### Problem details
Find every line with the word "accent" and give their count, nothing else.

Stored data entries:
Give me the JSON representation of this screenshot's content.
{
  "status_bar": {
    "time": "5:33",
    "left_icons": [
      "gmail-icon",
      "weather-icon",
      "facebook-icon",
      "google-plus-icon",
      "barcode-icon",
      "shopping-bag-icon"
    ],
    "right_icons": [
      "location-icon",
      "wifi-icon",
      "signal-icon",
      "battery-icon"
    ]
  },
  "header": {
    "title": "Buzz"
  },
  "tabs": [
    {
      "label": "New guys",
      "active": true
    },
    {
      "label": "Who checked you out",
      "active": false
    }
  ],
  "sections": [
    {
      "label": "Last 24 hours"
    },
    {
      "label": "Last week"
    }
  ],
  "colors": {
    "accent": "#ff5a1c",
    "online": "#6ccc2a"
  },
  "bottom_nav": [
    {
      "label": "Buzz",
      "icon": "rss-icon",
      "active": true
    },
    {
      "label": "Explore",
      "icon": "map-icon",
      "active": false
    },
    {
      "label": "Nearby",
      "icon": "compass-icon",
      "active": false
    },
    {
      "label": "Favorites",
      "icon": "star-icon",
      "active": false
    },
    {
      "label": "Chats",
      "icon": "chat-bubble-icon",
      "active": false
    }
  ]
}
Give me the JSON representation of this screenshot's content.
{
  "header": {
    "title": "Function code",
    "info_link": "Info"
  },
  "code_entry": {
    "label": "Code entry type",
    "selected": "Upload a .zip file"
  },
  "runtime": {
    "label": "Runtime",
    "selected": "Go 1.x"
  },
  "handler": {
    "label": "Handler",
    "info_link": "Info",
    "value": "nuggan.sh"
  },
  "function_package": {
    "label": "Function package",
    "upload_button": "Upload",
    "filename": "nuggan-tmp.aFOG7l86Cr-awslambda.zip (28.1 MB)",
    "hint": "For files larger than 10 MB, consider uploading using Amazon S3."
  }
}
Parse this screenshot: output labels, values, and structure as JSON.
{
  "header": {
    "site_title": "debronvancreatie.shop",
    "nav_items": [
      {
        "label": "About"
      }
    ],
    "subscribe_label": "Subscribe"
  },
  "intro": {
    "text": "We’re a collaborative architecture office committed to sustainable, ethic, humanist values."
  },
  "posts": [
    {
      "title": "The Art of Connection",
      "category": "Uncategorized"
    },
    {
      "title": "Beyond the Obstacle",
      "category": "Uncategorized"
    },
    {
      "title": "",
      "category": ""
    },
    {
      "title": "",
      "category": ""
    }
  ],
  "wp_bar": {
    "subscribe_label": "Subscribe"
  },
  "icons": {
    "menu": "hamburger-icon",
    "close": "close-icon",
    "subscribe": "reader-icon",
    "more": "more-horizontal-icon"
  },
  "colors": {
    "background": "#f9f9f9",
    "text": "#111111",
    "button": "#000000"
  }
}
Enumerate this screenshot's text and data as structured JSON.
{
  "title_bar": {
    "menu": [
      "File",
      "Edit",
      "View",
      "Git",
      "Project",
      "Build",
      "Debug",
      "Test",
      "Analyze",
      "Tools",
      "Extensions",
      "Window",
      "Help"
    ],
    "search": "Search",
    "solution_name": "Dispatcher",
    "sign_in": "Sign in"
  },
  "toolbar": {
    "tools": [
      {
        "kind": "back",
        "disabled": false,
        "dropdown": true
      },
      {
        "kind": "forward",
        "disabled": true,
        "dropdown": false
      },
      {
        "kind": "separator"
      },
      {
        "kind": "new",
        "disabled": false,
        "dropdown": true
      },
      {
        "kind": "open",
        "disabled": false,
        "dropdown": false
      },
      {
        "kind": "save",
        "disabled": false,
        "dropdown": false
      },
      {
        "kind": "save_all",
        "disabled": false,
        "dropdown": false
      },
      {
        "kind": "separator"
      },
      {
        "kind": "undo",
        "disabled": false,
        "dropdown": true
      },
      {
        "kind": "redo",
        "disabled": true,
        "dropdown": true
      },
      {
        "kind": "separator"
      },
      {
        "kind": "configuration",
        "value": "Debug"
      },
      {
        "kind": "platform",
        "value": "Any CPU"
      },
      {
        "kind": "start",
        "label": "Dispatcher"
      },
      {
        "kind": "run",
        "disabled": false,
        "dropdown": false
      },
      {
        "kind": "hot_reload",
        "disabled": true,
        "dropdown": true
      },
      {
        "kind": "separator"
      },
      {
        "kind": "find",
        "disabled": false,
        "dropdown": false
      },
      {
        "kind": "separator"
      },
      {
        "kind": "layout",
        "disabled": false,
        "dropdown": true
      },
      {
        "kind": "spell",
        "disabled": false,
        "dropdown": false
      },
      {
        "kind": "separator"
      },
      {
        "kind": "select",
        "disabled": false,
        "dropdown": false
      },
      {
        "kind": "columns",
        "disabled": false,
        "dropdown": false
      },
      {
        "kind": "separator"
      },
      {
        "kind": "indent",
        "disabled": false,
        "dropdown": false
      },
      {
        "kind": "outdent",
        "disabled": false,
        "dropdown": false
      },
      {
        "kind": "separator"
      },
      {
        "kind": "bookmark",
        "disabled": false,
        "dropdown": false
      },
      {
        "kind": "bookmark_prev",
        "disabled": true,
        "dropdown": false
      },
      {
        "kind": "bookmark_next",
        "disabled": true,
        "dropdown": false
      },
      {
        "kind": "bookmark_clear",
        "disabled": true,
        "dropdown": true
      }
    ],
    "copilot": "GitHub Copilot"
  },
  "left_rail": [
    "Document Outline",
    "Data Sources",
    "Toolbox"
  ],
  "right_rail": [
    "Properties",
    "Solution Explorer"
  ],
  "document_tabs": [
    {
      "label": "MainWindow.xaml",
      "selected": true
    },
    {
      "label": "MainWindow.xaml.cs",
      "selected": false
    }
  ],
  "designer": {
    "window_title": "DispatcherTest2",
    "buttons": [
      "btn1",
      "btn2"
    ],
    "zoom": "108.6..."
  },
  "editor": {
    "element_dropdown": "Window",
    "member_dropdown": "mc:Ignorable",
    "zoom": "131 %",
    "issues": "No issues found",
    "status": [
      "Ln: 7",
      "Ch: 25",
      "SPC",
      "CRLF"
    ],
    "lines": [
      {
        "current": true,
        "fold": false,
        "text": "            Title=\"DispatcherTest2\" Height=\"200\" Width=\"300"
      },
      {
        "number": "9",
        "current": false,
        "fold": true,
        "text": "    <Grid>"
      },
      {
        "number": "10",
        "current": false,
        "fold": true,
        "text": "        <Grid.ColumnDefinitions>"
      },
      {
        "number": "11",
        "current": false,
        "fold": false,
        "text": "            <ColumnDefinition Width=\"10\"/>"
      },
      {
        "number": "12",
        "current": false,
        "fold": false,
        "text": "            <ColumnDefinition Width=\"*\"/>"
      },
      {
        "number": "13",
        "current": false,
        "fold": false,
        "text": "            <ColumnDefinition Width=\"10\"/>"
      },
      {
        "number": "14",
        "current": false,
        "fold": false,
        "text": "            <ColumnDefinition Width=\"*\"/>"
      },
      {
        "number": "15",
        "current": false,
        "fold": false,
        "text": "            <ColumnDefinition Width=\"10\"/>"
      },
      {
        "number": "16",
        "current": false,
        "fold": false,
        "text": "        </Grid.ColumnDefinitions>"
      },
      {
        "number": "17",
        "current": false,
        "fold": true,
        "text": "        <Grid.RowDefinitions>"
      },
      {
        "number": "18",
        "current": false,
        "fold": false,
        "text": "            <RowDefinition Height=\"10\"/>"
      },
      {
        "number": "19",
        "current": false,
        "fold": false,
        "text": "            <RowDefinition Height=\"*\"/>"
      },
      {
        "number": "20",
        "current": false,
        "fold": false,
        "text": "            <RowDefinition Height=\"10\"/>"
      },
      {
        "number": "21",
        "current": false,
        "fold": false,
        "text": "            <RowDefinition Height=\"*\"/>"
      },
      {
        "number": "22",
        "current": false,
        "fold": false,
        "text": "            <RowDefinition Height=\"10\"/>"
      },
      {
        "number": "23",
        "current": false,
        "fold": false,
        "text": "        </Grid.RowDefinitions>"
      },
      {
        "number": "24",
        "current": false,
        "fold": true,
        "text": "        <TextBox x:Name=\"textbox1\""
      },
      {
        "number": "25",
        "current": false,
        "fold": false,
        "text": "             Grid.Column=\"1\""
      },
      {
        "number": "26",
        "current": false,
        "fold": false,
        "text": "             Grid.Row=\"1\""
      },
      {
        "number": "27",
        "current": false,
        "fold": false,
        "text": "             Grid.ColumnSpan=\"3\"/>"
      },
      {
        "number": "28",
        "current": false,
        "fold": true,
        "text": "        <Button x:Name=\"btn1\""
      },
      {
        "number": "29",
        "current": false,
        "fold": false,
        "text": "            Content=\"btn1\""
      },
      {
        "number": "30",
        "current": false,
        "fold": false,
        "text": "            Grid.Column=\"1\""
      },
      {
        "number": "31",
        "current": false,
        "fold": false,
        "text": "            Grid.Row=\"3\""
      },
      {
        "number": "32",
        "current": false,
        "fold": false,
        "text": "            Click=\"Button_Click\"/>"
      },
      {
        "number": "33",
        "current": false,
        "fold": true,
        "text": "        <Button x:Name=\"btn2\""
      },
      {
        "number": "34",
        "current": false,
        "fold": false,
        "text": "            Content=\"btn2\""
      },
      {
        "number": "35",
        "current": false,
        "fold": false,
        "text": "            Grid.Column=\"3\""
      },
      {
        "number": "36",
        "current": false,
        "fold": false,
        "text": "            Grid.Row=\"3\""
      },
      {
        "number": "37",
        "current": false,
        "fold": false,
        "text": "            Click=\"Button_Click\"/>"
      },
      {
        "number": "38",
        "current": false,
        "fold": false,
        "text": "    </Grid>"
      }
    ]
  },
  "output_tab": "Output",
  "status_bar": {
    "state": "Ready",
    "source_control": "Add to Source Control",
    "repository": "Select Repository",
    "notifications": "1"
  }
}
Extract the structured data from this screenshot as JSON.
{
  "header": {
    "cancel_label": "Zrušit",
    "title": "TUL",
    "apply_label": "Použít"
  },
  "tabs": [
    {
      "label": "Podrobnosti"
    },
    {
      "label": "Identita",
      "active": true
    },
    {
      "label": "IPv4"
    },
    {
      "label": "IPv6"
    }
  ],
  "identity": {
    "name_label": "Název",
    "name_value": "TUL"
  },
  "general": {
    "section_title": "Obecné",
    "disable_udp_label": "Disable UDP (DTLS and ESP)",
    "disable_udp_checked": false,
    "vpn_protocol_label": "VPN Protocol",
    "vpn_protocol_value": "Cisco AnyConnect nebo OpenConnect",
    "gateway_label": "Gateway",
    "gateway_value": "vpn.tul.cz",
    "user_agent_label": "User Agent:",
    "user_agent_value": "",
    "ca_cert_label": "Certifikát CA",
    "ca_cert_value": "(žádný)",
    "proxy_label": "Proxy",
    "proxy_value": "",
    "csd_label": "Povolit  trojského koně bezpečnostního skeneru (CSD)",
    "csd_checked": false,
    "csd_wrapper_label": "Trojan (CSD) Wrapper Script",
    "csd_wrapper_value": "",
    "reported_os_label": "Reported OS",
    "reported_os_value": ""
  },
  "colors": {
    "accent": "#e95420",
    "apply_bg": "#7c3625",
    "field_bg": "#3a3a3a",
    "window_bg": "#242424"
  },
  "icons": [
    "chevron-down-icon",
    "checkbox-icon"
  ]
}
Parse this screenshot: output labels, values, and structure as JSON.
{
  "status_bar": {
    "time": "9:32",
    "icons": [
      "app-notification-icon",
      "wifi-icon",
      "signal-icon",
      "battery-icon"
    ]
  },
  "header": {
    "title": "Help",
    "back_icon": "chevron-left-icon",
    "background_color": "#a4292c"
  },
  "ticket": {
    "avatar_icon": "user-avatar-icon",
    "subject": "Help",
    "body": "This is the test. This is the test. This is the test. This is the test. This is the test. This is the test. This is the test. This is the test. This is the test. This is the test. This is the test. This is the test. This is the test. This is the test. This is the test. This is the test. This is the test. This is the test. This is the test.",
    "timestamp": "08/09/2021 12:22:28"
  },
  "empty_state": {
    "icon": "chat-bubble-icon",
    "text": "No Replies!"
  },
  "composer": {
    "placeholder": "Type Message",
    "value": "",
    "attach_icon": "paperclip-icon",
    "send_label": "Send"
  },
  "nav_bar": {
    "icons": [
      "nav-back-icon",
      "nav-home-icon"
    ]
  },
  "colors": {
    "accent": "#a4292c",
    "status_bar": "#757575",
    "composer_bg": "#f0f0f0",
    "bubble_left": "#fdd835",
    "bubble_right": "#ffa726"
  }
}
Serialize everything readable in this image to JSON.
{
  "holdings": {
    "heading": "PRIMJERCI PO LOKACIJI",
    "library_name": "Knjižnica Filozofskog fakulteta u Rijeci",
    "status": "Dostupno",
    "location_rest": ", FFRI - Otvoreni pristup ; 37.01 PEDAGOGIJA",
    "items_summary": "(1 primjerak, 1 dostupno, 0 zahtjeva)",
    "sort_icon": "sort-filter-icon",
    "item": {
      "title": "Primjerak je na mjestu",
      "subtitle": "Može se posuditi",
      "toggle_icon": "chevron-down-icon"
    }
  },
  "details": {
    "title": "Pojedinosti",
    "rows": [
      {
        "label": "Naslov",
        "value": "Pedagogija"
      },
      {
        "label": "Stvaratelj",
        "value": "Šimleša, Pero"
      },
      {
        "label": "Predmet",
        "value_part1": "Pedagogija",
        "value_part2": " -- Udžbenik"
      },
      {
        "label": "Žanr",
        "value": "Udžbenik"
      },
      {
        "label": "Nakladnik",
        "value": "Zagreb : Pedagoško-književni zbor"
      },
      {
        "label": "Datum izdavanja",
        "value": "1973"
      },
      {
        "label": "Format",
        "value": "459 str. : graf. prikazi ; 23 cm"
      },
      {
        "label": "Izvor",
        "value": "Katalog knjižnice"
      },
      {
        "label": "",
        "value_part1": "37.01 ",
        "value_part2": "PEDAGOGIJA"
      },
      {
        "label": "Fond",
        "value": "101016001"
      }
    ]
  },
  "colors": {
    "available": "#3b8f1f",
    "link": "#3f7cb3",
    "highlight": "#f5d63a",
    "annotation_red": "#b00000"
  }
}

### Answer to this exercise
3